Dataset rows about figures
-=-=-

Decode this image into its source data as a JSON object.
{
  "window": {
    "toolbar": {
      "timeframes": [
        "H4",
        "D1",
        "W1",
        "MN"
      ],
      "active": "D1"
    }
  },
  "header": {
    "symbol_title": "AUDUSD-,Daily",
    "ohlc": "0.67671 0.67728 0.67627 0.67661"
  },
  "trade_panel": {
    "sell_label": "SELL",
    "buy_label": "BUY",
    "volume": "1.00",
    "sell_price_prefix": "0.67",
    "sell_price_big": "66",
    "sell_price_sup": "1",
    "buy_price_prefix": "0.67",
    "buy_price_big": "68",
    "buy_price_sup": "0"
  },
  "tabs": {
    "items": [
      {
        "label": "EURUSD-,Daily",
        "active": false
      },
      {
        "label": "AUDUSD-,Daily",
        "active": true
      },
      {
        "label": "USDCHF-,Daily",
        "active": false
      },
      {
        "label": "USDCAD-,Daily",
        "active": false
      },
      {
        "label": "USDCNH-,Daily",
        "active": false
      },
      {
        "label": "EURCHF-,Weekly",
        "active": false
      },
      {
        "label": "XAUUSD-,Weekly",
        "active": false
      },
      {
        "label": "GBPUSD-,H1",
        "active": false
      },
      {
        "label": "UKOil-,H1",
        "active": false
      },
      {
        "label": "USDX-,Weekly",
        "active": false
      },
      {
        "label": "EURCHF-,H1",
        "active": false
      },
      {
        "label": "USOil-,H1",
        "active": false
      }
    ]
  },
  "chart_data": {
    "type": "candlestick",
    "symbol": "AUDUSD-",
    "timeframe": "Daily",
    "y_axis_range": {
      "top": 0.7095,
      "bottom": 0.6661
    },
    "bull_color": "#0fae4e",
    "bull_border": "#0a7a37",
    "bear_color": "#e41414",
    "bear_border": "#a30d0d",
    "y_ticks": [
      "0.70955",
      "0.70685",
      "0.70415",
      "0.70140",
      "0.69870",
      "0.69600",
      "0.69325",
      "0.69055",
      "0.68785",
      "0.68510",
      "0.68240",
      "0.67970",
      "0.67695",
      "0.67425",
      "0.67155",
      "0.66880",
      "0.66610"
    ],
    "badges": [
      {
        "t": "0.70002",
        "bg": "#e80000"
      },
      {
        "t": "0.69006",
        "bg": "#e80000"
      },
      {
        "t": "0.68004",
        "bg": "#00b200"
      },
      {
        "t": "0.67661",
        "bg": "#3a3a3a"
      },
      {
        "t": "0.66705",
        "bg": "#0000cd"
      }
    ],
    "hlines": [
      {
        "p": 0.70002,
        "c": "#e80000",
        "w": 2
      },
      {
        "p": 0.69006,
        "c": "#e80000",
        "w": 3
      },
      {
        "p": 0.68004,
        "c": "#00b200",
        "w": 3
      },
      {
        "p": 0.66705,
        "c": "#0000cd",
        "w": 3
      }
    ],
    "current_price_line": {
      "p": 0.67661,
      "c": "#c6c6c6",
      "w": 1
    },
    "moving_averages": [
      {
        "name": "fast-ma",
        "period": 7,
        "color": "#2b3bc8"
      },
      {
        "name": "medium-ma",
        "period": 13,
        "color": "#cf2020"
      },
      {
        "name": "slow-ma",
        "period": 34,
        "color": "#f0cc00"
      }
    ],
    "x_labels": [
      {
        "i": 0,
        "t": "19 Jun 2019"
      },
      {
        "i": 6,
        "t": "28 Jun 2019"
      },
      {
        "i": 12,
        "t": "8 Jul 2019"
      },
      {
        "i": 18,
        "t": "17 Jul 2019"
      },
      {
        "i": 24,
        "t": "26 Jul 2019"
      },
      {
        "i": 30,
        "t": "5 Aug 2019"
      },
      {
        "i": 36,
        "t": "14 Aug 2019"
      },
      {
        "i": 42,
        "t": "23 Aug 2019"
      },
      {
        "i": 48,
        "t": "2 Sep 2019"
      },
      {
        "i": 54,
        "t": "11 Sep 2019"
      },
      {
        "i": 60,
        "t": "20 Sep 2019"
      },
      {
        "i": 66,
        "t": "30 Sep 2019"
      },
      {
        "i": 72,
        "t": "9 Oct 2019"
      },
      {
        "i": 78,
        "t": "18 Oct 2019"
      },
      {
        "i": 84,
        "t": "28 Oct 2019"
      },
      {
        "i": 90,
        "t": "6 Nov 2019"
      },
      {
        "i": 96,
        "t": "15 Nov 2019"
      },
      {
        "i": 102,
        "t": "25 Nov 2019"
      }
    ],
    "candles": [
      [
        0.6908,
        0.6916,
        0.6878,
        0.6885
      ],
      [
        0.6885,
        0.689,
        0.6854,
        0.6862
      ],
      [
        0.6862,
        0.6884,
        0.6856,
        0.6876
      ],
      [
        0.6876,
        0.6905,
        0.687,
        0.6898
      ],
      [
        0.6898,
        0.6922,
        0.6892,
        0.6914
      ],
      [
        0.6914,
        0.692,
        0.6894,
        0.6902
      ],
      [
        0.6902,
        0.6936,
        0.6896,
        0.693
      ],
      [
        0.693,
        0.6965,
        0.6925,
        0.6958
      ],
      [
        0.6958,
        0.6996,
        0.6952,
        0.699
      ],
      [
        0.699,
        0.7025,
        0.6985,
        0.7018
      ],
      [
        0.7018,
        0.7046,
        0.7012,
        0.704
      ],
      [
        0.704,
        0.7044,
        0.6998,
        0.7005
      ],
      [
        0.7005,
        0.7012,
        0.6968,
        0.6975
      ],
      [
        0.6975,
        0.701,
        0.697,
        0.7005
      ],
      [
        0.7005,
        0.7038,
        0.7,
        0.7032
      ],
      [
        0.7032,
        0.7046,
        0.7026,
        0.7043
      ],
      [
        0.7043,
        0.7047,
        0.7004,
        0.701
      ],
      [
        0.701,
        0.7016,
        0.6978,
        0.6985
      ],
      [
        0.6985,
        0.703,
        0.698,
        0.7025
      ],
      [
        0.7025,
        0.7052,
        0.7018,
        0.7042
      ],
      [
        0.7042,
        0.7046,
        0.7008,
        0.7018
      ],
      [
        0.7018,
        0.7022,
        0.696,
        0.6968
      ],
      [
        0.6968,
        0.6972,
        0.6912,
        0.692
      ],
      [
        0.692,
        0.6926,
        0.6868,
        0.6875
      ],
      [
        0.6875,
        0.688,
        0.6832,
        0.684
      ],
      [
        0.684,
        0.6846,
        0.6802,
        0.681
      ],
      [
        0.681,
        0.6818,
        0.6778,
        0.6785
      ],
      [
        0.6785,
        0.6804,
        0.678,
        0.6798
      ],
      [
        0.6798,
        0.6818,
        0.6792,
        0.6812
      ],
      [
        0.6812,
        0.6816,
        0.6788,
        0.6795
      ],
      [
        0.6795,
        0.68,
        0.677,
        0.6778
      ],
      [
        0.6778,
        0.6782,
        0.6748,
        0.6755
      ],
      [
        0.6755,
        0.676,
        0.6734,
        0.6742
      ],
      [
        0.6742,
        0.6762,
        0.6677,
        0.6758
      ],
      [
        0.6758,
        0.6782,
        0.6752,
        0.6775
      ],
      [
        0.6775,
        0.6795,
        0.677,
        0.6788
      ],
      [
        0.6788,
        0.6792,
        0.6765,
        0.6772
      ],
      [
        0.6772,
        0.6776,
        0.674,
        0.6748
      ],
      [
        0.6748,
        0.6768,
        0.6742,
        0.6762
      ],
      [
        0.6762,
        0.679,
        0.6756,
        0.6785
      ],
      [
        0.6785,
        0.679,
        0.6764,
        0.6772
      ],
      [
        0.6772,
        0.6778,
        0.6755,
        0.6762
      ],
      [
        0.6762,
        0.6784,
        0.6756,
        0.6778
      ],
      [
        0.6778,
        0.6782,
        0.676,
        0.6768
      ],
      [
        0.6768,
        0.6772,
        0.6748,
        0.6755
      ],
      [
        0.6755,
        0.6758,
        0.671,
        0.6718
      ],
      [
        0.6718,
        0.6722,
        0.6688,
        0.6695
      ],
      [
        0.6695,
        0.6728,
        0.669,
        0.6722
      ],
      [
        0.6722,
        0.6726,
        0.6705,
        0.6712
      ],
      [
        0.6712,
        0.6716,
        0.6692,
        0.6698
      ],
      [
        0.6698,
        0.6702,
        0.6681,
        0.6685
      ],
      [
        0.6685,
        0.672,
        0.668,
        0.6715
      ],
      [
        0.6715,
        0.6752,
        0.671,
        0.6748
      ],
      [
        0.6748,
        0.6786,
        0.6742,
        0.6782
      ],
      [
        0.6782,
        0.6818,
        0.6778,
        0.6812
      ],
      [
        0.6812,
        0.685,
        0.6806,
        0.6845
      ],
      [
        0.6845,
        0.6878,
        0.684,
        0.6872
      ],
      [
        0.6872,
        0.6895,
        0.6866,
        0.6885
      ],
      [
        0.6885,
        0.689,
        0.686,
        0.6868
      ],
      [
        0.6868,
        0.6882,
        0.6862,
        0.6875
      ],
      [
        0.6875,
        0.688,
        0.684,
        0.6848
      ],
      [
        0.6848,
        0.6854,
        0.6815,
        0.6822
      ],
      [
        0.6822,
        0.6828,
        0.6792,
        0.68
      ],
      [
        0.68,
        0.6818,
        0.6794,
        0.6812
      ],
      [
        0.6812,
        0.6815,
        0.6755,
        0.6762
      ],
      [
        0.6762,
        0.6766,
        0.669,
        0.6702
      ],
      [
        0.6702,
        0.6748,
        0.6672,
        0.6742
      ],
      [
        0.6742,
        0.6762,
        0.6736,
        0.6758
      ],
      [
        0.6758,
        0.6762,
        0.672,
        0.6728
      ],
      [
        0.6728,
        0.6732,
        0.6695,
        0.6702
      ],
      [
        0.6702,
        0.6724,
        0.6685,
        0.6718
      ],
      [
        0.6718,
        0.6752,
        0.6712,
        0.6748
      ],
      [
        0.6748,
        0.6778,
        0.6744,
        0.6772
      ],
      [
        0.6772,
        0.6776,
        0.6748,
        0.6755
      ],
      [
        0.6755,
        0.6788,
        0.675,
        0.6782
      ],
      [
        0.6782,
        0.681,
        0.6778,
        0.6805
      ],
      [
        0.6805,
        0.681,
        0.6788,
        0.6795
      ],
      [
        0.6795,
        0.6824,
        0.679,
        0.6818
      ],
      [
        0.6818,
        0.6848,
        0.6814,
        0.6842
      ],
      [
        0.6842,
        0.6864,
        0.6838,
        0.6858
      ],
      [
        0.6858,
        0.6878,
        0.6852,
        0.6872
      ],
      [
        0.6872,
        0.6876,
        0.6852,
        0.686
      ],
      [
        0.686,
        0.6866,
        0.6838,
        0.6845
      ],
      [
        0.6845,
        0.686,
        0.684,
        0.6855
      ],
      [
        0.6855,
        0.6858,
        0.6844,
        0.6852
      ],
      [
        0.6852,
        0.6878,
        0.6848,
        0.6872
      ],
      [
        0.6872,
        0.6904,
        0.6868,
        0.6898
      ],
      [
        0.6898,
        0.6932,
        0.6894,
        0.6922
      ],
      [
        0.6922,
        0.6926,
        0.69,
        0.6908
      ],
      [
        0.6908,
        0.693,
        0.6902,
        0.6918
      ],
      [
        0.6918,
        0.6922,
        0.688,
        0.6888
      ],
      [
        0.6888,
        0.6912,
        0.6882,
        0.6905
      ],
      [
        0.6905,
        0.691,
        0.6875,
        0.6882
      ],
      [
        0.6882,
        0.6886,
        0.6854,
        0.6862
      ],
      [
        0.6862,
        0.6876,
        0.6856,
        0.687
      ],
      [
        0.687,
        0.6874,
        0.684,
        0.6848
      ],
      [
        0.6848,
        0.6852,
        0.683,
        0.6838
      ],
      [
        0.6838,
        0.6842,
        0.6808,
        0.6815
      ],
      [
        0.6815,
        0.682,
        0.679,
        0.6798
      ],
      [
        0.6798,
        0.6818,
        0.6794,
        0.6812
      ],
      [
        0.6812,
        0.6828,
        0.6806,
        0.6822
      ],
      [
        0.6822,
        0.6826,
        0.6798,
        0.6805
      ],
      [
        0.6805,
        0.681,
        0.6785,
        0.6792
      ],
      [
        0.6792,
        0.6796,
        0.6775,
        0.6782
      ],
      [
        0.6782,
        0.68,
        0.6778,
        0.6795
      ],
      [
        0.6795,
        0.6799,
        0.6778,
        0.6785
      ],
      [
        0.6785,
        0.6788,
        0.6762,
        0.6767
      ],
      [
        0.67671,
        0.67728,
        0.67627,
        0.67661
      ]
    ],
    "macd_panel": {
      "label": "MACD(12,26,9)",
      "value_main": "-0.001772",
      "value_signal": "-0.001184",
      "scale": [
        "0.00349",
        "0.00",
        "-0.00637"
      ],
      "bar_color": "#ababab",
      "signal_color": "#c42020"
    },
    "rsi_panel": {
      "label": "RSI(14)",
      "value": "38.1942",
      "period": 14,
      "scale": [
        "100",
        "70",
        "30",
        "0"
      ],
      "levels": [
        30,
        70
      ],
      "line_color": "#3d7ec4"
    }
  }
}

-=-=-

- Given task -
Look through the data and gather every line with the string "name" in it.

- Exercise solution -
        "name": "fast-ma",
        "name": "medium-ma",
        "name": "slow-ma",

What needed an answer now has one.